### What you need to do
Identify every line containing the word "Courses" and reproduce each one.

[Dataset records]
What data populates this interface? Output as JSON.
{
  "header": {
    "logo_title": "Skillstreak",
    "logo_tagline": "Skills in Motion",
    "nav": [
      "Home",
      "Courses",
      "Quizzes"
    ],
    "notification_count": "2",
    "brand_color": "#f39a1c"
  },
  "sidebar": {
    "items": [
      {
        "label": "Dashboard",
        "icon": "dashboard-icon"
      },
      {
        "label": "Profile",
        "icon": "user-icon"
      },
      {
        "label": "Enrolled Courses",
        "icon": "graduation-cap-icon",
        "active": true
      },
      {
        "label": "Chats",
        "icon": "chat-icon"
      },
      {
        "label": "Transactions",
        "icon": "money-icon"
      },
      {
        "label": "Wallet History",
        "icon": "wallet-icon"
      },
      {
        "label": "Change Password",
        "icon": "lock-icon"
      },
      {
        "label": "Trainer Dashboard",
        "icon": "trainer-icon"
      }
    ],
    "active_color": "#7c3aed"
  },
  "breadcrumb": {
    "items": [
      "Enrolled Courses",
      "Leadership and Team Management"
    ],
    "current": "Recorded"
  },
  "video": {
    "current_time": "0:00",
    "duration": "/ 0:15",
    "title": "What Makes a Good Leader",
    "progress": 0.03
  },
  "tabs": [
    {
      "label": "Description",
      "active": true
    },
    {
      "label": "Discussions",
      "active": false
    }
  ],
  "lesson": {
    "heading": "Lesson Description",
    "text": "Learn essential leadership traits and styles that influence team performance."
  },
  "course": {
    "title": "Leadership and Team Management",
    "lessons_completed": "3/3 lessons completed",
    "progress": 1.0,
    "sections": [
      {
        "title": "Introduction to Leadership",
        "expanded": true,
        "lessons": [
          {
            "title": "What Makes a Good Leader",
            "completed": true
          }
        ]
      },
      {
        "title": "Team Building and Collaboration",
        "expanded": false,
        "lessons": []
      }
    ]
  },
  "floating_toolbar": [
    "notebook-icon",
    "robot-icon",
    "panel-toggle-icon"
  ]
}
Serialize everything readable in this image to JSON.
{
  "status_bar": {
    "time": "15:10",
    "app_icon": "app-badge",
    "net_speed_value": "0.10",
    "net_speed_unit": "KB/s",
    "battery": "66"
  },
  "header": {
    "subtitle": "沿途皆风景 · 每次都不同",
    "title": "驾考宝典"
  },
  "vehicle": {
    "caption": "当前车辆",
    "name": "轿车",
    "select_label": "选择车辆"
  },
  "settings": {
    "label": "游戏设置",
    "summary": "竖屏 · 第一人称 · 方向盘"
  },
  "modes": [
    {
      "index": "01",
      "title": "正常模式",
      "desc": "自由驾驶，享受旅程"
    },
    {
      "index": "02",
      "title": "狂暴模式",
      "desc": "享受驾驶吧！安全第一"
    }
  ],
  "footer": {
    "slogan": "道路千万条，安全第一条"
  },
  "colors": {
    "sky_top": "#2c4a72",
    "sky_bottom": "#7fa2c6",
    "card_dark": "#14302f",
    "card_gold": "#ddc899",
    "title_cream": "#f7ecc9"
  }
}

### Worked solution
      "Courses",
        "label": "Enrolled Courses",
      "Enrolled Courses",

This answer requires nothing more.